INPUT ROWS
"""

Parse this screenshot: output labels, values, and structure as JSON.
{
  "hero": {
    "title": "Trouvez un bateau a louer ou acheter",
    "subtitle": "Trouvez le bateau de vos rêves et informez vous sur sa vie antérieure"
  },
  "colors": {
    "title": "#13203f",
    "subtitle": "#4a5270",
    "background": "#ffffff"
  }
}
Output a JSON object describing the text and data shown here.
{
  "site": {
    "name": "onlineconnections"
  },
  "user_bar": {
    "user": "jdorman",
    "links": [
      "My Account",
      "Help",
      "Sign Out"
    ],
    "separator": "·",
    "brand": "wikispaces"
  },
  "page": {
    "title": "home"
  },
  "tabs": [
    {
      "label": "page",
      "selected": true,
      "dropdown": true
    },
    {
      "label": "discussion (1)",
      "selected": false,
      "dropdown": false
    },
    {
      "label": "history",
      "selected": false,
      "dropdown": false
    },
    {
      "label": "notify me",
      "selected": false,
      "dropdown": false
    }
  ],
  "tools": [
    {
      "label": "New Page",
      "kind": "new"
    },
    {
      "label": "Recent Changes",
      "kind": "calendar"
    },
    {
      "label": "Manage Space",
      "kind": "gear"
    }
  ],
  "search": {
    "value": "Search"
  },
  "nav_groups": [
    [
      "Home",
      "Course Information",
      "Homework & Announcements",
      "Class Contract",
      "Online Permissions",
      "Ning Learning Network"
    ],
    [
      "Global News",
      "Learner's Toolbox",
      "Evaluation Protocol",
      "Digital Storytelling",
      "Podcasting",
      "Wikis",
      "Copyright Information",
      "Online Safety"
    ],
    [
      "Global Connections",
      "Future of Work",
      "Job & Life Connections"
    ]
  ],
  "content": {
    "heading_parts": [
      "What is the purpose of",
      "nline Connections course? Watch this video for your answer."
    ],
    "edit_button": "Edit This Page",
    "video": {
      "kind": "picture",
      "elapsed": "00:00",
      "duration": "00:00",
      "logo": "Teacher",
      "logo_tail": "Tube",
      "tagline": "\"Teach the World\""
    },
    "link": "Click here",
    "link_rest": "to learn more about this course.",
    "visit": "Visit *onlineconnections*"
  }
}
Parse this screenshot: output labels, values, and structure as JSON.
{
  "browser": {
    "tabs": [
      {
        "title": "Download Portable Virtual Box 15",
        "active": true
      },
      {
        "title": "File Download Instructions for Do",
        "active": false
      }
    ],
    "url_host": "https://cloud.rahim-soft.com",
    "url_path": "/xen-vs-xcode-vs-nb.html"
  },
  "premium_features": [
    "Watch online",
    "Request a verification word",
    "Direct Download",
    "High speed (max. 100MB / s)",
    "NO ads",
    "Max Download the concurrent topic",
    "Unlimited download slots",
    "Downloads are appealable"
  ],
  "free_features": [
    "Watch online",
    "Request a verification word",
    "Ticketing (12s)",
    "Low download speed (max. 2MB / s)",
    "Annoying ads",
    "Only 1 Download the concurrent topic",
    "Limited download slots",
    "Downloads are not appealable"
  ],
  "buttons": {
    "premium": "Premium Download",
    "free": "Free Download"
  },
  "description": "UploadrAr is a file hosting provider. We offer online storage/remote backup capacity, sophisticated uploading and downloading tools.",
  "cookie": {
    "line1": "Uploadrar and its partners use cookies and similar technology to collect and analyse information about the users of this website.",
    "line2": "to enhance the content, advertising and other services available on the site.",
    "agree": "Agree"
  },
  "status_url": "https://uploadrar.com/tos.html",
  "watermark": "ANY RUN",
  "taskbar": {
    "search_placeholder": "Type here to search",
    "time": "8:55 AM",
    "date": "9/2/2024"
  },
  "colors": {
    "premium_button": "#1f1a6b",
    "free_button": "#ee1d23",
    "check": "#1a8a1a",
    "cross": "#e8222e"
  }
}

"""

WORK TO BE COMPLETED
Show the lines from the data above that contain the string "true".

SOLUTION FOR THIS EXERCISE
      "selected": true,
      "dropdown": true
        "active": true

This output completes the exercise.